● Task details: Of all the lines here, how many include the string "trabajo"? Answer with the number only.

--- START ---

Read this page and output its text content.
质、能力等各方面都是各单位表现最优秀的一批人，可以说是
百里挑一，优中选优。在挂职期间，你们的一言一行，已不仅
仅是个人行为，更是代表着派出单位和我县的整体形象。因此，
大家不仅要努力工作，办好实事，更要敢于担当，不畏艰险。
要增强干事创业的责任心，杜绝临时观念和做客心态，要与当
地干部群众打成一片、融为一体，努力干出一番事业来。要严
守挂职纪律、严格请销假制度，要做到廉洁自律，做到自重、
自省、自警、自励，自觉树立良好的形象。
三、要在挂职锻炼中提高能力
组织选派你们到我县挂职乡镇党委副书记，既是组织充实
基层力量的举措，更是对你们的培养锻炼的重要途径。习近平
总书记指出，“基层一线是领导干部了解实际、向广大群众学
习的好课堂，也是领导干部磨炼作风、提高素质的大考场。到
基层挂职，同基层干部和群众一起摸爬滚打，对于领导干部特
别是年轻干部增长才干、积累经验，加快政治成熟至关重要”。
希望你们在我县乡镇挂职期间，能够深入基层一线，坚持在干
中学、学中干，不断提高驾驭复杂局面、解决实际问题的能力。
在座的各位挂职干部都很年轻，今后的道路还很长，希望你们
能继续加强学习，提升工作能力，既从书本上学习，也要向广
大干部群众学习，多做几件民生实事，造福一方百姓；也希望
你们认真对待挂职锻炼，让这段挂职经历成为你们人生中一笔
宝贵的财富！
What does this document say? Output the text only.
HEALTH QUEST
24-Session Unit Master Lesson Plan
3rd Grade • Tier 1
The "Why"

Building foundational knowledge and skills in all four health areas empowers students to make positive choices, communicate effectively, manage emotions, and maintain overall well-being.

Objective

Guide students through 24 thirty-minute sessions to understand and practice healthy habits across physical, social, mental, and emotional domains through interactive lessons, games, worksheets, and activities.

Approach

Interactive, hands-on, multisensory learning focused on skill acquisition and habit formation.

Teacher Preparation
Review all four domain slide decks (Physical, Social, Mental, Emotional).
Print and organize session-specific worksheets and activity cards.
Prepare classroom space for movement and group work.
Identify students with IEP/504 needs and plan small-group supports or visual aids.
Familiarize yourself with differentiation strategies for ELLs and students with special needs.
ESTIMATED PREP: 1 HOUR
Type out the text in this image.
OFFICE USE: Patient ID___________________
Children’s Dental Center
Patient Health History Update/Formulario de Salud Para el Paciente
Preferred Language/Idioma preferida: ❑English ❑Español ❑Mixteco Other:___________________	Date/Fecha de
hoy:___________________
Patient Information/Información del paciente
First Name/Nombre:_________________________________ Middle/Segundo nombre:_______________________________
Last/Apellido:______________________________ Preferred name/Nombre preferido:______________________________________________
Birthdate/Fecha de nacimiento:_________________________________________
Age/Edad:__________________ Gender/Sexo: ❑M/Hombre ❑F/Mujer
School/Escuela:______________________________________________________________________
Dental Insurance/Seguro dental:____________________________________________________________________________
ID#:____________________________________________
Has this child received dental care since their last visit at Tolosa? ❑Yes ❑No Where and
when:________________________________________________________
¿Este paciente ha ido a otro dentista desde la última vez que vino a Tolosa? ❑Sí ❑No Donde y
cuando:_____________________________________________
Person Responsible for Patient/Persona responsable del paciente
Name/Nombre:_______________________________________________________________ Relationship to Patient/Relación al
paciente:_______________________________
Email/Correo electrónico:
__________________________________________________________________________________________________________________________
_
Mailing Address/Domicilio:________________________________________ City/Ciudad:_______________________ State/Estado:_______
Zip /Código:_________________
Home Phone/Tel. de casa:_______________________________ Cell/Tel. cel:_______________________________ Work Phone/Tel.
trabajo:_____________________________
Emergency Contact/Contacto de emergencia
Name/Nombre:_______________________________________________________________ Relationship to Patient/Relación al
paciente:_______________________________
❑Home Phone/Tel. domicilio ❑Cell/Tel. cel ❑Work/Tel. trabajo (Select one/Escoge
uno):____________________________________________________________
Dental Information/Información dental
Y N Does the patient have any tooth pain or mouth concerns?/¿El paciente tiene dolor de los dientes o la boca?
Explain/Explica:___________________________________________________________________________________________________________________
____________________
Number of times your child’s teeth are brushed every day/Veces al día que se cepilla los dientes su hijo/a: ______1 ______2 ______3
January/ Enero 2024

--- END ---

● Problem solution: 2